EXERCISE: In the copy, include every entry exactly but none of the images.

DATASET EXCERPTS:

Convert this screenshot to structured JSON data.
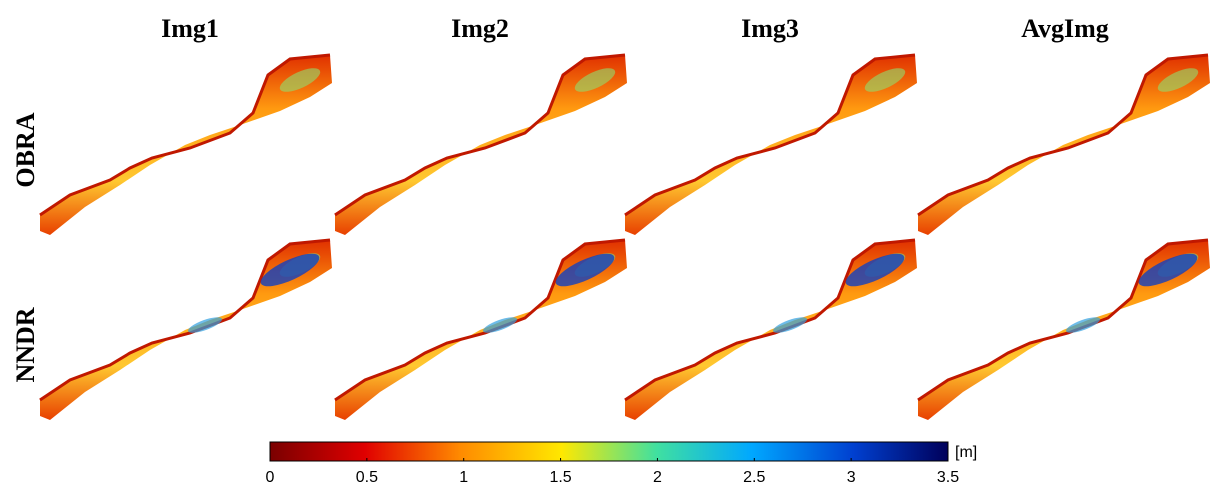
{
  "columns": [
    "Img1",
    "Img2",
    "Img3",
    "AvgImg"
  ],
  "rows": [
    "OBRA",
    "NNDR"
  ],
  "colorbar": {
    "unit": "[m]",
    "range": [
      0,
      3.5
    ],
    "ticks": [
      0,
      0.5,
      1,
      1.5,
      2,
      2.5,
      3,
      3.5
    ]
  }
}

WRITTEN RESPONSE:
Convert this screenshot to structured JSON data.
{
  "columns": [
    "Img1",
    "Img2",
    "Img3",
    "AvgImg"
  ],
  "rows": [
    "OBRA",
    "NNDR"
  ],
  "colorbar": {
    "unit": "[m]",
    "range": [
      0,
      3.5
    ],
    "ticks": [
      0,
      0.5,
      1,
      1.5,
      2,
      2.5,
      3,
      3.5
    ]
  }
}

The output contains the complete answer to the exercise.